'''

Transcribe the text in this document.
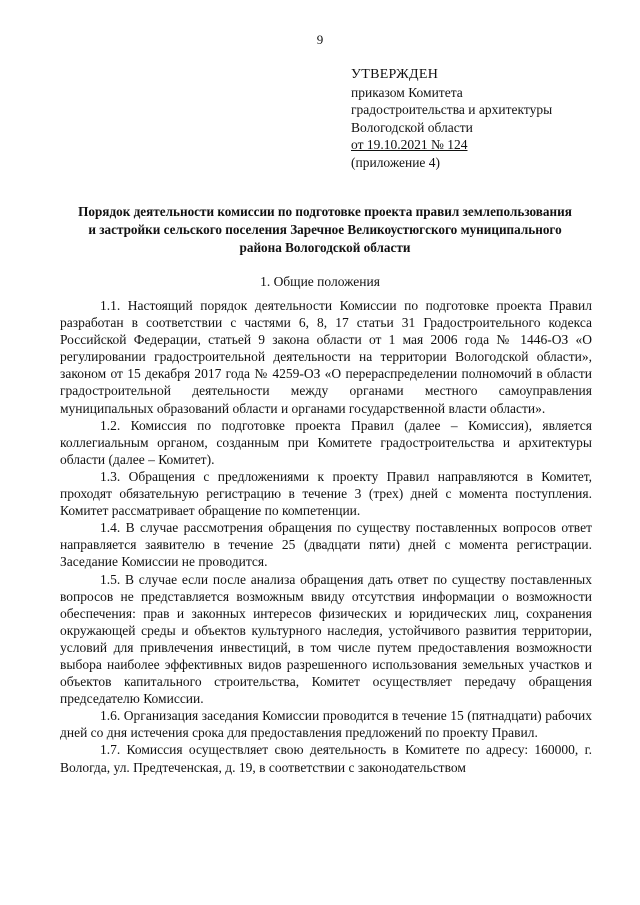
9
УТВЕРЖДЕН
приказом Комитета
градостроительства и архитектуры
Вологодской области
от 19.10.2021 № 124
(приложение 4)
Порядок деятельности комиссии по подготовке проекта правил землепользования и застройки сельского поселения Заречное Великоустюгского муниципального района Вологодской области
1. Общие положения

1.1. Настоящий порядок деятельности Комиссии по подготовке проекта Правил разработан в соответствии с частями 6, 8, 17 статьи 31 Градостроительного кодекса Российской Федерации, статьей 9 закона области от 1 мая 2006 года № 1446-ОЗ «О регулировании градостроительной деятельности на территории Вологодской области», законом от 15 декабря 2017 года № 4259-ОЗ «О перераспределении полномочий в области градостроительной деятельности между органами местного самоуправления муниципальных образований области и органами государственной власти области».

1.2. Комиссия по подготовке проекта Правил (далее – Комиссия), является коллегиальным органом, созданным при Комитете градостроительства и архитектуры области (далее – Комитет).

1.3. Обращения с предложениями к проекту Правил направляются в Комитет, проходят обязательную регистрацию в течение 3 (трех) дней с момента поступления. Комитет рассматривает обращение по компетенции.

1.4. В случае рассмотрения обращения по существу поставленных вопросов ответ направляется заявителю в течение 25 (двадцати пяти) дней с момента регистрации. Заседание Комиссии не проводится.

1.5. В случае если после анализа обращения дать ответ по существу поставленных вопросов не представляется возможным ввиду отсутствия информации о возможности обеспечения: прав и законных интересов физических и юридических лиц, сохранения окружающей среды и объектов культурного наследия, устойчивого развития территории, условий для привлечения инвестиций, в том числе путем предоставления возможности выбора наиболее эффективных видов разрешенного использования земельных участков и объектов капитального строительства, Комитет осуществляет передачу обращения председателю Комиссии.

1.6. Организация заседания Комиссии проводится в течение 15 (пятнадцати) рабочих дней со дня истечения срока для предоставления предложений по проекту Правил.

1.7. Комиссия осуществляет свою деятельность в Комитете по адресу: 160000, г. Вологда, ул. Предтеченская, д. 19, в соответствии с законодательством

'''

- [WORK TO DO]:
Set each line of the records down exactly, leaving every picture out.

- [WRITTEN SOLUTION]:
Transcribe the text in this document.
9
УТВЕРЖДЕН
приказом Комитета
градостроительства и архитектуры
Вологодской области
от 19.10.2021 № 124
(приложение 4)
Порядок деятельности комиссии по подготовке проекта правил землепользования и застройки сельского поселения Заречное Великоустюгского муниципального района Вологодской области
1. Общие положения

1.1. Настоящий порядок деятельности Комиссии по подготовке проекта Правил разработан в соответствии с частями 6, 8, 17 статьи 31 Градостроительного кодекса Российской Федерации, статьей 9 закона области от 1 мая 2006 года № 1446-ОЗ «О регулировании градостроительной деятельности на территории Вологодской области», законом от 15 декабря 2017 года № 4259-ОЗ «О перераспределении полномочий в области градостроительной деятельности между органами местного самоуправления муниципальных образований области и органами государственной власти области».

1.2. Комиссия по подготовке проекта Правил (далее – Комиссия), является коллегиальным органом, созданным при Комитете градостроительства и архитектуры области (далее – Комитет).

1.3. Обращения с предложениями к проекту Правил направляются в Комитет, проходят обязательную регистрацию в течение 3 (трех) дней с момента поступления. Комитет рассматривает обращение по компетенции.

1.4. В случае рассмотрения обращения по существу поставленных вопросов ответ направляется заявителю в течение 25 (двадцати пяти) дней с момента регистрации. Заседание Комиссии не проводится.

1.5. В случае если после анализа обращения дать ответ по существу поставленных вопросов не представляется возможным ввиду отсутствия информации о возможности обеспечения: прав и законных интересов физических и юридических лиц, сохранения окружающей среды и объектов культурного наследия, устойчивого развития территории, условий для привлечения инвестиций, в том числе путем предоставления возможности выбора наиболее эффективных видов разрешенного использования земельных участков и объектов капитального строительства, Комитет осуществляет передачу обращения председателю Комиссии.

1.6. Организация заседания Комиссии проводится в течение 15 (пятнадцати) рабочих дней со дня истечения срока для предоставления предложений по проекту Правил.

1.7. Комиссия осуществляет свою деятельность в Комитете по адресу: 160000, г. Вологда, ул. Предтеченская, д. 19, в соответствии с законодательством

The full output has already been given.